Problem » Exclude the pictures and retype the entries as written.

[Data tied to figure images]
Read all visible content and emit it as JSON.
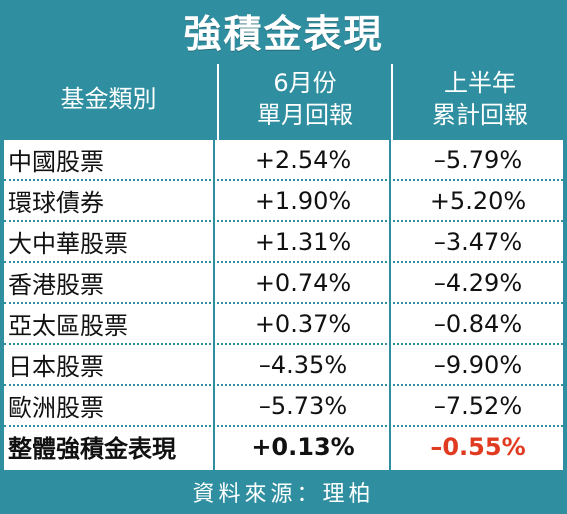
{
  "title": "強積金表現",
  "header": {
    "col1": "基金類別",
    "col2_line1": "6月份",
    "col2_line2": "單月回報",
    "col3_line1": "上半年",
    "col3_line2": "累計回報"
  },
  "rows": [
    {
      "name": "中國股票",
      "month": "+2.54%",
      "ytd": "–5.79%"
    },
    {
      "name": "環球債券",
      "month": "+1.90%",
      "ytd": "+5.20%"
    },
    {
      "name": "大中華股票",
      "month": "+1.31%",
      "ytd": "–3.47%"
    },
    {
      "name": "香港股票",
      "month": "+0.74%",
      "ytd": "–4.29%"
    },
    {
      "name": "亞太區股票",
      "month": "+0.37%",
      "ytd": "–0.84%"
    },
    {
      "name": "日本股票",
      "month": "–4.35%",
      "ytd": "–9.90%"
    },
    {
      "name": "歐洲股票",
      "month": "–5.73%",
      "ytd": "–7.52%"
    },
    {
      "name": "整體強積金表現",
      "month": "+0.13%",
      "ytd": "–0.55%"
    }
  ],
  "footer": "資料來源：理柏",
  "colors": {
    "accent": "#2f8fa0",
    "highlight": "#e03a21"
  }
}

Task output »
Read all visible content and emit it as JSON.
{
  "title": "強積金表現",
  "header": {
    "col1": "基金類別",
    "col2_line1": "6月份",
    "col2_line2": "單月回報",
    "col3_line1": "上半年",
    "col3_line2": "累計回報"
  },
  "rows": [
    {
      "name": "中國股票",
      "month": "+2.54%",
      "ytd": "–5.79%"
    },
    {
      "name": "環球債券",
      "month": "+1.90%",
      "ytd": "+5.20%"
    },
    {
      "name": "大中華股票",
      "month": "+1.31%",
      "ytd": "–3.47%"
    },
    {
      "name": "香港股票",
      "month": "+0.74%",
      "ytd": "–4.29%"
    },
    {
      "name": "亞太區股票",
      "month": "+0.37%",
      "ytd": "–0.84%"
    },
    {
      "name": "日本股票",
      "month": "–4.35%",
      "ytd": "–9.90%"
    },
    {
      "name": "歐洲股票",
      "month": "–5.73%",
      "ytd": "–7.52%"
    },
    {
      "name": "整體強積金表現",
      "month": "+0.13%",
      "ytd": "–0.55%"
    }
  ],
  "footer": "資料來源：理柏",
  "colors": {
    "accent": "#2f8fa0",
    "highlight": "#e03a21"
  }
}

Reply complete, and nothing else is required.